THE PROBLEM: Please print all of the material below, word for word.

╭──

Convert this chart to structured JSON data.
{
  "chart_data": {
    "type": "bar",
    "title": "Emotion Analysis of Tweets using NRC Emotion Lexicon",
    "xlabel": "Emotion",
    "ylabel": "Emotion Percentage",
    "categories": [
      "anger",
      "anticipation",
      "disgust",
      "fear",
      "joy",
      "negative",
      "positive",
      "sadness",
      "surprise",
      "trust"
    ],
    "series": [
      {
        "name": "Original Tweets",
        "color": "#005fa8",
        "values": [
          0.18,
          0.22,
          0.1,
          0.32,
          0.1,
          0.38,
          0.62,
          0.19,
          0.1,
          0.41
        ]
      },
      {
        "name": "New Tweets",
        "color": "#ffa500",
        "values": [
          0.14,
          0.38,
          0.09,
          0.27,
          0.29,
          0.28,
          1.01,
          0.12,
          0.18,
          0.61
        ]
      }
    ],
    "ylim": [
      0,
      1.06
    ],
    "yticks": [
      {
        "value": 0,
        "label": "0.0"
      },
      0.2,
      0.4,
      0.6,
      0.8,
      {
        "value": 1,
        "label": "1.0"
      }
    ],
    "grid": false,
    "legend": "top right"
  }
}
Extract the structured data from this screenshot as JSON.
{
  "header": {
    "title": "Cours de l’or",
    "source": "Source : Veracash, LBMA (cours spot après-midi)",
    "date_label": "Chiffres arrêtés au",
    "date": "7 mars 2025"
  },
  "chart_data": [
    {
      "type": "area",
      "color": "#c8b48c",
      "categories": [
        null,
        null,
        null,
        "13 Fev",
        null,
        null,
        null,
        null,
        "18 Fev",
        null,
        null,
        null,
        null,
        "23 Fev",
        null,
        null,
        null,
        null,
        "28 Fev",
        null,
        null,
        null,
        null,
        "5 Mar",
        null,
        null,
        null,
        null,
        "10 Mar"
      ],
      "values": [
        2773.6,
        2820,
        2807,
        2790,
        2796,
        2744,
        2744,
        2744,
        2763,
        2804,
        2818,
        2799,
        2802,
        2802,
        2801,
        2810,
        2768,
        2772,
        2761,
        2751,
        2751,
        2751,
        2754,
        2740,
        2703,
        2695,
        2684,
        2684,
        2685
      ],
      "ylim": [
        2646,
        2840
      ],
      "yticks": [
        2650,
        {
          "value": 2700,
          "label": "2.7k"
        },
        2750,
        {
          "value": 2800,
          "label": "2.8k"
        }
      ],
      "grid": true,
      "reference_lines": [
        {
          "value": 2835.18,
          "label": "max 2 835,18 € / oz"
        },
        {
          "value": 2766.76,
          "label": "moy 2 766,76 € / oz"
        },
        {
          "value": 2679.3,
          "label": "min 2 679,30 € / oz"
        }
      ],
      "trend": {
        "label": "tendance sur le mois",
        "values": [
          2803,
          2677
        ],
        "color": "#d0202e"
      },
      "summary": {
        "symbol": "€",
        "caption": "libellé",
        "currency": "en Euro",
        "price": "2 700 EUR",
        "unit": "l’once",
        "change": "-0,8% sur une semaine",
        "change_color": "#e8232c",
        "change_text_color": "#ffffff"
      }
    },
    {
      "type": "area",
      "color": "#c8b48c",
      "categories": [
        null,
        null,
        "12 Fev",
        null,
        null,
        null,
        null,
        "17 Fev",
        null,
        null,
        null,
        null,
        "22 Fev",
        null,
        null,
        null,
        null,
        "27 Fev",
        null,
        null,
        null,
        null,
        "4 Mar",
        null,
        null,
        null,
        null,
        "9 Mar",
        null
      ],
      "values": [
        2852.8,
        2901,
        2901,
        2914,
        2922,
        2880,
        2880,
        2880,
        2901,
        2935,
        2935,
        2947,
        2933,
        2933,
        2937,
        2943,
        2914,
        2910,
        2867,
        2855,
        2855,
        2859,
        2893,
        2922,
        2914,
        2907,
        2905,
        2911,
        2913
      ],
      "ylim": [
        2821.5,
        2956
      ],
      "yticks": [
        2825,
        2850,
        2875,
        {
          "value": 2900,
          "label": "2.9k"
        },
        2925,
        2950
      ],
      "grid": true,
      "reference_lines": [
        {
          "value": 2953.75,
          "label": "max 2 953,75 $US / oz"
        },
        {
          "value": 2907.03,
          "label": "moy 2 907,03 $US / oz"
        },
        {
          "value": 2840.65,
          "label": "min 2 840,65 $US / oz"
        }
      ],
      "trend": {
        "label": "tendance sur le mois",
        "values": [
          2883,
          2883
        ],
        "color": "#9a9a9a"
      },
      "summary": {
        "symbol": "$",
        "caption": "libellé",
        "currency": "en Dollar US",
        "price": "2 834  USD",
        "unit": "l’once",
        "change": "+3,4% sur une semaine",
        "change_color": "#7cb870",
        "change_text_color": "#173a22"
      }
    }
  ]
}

╰──

RESPONSE:
Convert this chart to structured JSON data.
{
  "chart_data": {
    "type": "bar",
    "title": "Emotion Analysis of Tweets using NRC Emotion Lexicon",
    "xlabel": "Emotion",
    "ylabel": "Emotion Percentage",
    "categories": [
      "anger",
      "anticipation",
      "disgust",
      "fear",
      "joy",
      "negative",
      "positive",
      "sadness",
      "surprise",
      "trust"
    ],
    "series": [
      {
        "name": "Original Tweets",
        "color": "#005fa8",
        "values": [
          0.18,
          0.22,
          0.1,
          0.32,
          0.1,
          0.38,
          0.62,
          0.19,
          0.1,
          0.41
        ]
      },
      {
        "name": "New Tweets",
        "color": "#ffa500",
        "values": [
          0.14,
          0.38,
          0.09,
          0.27,
          0.29,
          0.28,
          1.01,
          0.12,
          0.18,
          0.61
        ]
      }
    ],
    "ylim": [
      0,
      1.06
    ],
    "yticks": [
      {
        "value": 0,
        "label": "0.0"
      },
      0.2,
      0.4,
      0.6,
      0.8,
      {
        "value": 1,
        "label": "1.0"
      }
    ],
    "grid": false,
    "legend": "top right"
  }
}
Extract the structured data from this screenshot as JSON.
{
  "header": {
    "title": "Cours de l’or",
    "source": "Source : Veracash, LBMA (cours spot après-midi)",
    "date_label": "Chiffres arrêtés au",
    "date": "7 mars 2025"
  },
  "chart_data": [
    {
      "type": "area",
      "color": "#c8b48c",
      "categories": [
        null,
        null,
        null,
        "13 Fev",
        null,
        null,
        null,
        null,
        "18 Fev",
        null,
        null,
        null,
        null,
        "23 Fev",
        null,
        null,
        null,
        null,
        "28 Fev",
        null,
        null,
        null,
        null,
        "5 Mar",
        null,
        null,
        null,
        null,
        "10 Mar"
      ],
      "values": [
        2773.6,
        2820,
        2807,
        2790,
        2796,
        2744,
        2744,
        2744,
        2763,
        2804,
        2818,
        2799,
        2802,
        2802,
        2801,
        2810,
        2768,
        2772,
        2761,
        2751,
        2751,
        2751,
        2754,
        2740,
        2703,
        2695,
        2684,
        2684,
        2685
      ],
      "ylim": [
        2646,
        2840
      ],
      "yticks": [
        2650,
        {
          "value": 2700,
          "label": "2.7k"
        },
        2750,
        {
          "value": 2800,
          "label": "2.8k"
        }
      ],
      "grid": true,
      "reference_lines": [
        {
          "value": 2835.18,
          "label": "max 2 835,18 € / oz"
        },
        {
          "value": 2766.76,
          "label": "moy 2 766,76 € / oz"
        },
        {
          "value": 2679.3,
          "label": "min 2 679,30 € / oz"
        }
      ],
      "trend": {
        "label": "tendance sur le mois",
        "values": [
          2803,
          2677
        ],
        "color": "#d0202e"
      },
      "summary": {
        "symbol": "€",
        "caption": "libellé",
        "currency": "en Euro",
        "price": "2 700 EUR",
        "unit": "l’once",
        "change": "-0,8% sur une semaine",
        "change_color": "#e8232c",
        "change_text_color": "#ffffff"
      }
    },
    {
      "type": "area",
      "color": "#c8b48c",
      "categories": [
        null,
        null,
        "12 Fev",
        null,
        null,
        null,
        null,
        "17 Fev",
        null,
        null,
        null,
        null,
        "22 Fev",
        null,
        null,
        null,
        null,
        "27 Fev",
        null,
        null,
        null,
        null,
        "4 Mar",
        null,
        null,
        null,
        null,
        "9 Mar",
        null
      ],
      "values": [
        2852.8,
        2901,
        2901,
        2914,
        2922,
        2880,
        2880,
        2880,
        2901,
        2935,
        2935,
        2947,
        2933,
        2933,
        2937,
        2943,
        2914,
        2910,
        2867,
        2855,
        2855,
        2859,
        2893,
        2922,
        2914,
        2907,
        2905,
        2911,
        2913
      ],
      "ylim": [
        2821.5,
        2956
      ],
      "yticks": [
        2825,
        2850,
        2875,
        {
          "value": 2900,
          "label": "2.9k"
        },
        2925,
        2950
      ],
      "grid": true,
      "reference_lines": [
        {
          "value": 2953.75,
          "label": "max 2 953,75 $US / oz"
        },
        {
          "value": 2907.03,
          "label": "moy 2 907,03 $US / oz"
        },
        {
          "value": 2840.65,
          "label": "min 2 840,65 $US / oz"
        }
      ],
      "trend": {
        "label": "tendance sur le mois",
        "values": [
          2883,
          2883
        ],
        "color": "#9a9a9a"
      },
      "summary": {
        "symbol": "$",
        "caption": "libellé",
        "currency": "en Dollar US",
        "price": "2 834  USD",
        "unit": "l’once",
        "change": "+3,4% sur une semaine",
        "change_color": "#7cb870",
        "change_text_color": "#173a22"
      }
    }
  ]
}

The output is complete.